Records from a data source

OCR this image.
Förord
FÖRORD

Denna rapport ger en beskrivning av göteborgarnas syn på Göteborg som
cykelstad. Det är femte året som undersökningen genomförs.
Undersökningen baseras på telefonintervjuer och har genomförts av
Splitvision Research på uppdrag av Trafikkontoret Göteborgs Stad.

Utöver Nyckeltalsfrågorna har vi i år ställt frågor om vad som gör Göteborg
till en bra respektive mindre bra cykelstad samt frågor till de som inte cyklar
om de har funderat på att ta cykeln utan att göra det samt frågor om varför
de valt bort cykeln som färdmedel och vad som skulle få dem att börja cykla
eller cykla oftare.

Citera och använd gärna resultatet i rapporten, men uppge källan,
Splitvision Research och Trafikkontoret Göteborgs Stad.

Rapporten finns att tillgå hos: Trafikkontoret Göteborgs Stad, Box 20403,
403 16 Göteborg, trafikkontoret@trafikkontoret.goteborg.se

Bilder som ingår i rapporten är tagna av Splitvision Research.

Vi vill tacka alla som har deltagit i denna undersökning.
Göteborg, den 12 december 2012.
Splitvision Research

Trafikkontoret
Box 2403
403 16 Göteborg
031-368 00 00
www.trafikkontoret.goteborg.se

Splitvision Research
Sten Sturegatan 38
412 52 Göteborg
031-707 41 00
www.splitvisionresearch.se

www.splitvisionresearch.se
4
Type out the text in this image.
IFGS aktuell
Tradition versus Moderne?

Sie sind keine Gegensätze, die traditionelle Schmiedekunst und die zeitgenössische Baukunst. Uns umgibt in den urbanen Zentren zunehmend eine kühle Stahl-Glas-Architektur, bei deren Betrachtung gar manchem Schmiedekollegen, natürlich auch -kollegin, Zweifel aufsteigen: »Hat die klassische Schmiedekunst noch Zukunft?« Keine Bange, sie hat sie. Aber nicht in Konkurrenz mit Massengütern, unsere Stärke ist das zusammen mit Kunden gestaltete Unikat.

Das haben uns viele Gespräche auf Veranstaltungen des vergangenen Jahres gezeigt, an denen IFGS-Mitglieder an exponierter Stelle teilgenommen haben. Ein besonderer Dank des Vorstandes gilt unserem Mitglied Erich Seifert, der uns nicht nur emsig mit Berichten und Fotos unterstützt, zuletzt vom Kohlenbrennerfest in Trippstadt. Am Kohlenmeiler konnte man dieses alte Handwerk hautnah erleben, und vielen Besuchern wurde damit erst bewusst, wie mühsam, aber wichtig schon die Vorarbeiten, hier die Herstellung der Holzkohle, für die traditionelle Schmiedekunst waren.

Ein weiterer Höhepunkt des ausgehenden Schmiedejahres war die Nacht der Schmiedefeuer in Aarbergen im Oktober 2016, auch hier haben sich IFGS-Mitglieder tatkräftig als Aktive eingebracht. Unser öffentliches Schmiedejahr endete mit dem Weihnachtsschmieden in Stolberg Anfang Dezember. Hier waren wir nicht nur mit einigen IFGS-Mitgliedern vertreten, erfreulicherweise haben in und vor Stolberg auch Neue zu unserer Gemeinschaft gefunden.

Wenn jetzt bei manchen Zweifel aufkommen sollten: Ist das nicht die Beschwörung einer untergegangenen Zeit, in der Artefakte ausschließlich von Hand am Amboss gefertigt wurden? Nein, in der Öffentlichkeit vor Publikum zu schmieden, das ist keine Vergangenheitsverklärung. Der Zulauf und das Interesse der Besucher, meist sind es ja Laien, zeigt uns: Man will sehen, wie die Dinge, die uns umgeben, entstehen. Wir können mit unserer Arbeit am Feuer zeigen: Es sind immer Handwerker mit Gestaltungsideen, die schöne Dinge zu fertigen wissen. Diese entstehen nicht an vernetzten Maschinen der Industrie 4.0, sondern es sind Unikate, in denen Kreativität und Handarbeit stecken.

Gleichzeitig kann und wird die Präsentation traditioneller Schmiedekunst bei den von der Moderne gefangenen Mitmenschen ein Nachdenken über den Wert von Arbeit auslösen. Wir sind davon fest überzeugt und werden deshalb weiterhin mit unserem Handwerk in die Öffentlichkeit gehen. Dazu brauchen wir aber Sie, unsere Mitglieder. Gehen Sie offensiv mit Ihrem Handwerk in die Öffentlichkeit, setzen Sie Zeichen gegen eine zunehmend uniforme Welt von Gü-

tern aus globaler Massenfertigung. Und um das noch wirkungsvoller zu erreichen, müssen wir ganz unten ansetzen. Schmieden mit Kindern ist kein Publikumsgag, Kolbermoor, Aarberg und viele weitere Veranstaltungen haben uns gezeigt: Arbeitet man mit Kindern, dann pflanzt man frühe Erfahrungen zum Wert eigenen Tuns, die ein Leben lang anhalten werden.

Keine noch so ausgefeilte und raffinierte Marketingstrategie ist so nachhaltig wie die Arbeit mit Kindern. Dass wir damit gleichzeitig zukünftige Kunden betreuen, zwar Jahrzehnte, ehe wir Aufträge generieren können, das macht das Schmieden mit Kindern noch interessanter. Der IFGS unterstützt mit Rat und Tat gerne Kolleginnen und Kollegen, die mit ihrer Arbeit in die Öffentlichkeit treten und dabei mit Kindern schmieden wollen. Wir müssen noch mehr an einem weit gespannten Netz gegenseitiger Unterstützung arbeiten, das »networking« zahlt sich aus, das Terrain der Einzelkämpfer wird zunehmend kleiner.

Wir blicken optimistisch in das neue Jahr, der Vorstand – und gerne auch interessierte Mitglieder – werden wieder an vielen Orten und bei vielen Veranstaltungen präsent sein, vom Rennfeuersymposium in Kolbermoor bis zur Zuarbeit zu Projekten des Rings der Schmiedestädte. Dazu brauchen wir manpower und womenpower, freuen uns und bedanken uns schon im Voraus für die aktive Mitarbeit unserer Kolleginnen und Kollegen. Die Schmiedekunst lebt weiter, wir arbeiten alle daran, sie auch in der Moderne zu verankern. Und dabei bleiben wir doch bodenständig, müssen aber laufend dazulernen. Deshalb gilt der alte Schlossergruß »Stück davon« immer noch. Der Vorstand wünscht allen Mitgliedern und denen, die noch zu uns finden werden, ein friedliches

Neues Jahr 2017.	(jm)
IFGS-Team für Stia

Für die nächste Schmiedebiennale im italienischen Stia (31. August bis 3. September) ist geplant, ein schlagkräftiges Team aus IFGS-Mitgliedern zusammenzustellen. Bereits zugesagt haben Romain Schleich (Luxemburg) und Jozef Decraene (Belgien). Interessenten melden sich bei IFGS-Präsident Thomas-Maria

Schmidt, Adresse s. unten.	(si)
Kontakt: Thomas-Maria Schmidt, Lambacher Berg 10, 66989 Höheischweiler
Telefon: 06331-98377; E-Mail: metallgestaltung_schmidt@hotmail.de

ASSIGNED TASK »
Give the number of lines above containing the word "this", with no other text.

EXERCISE RESULT »
2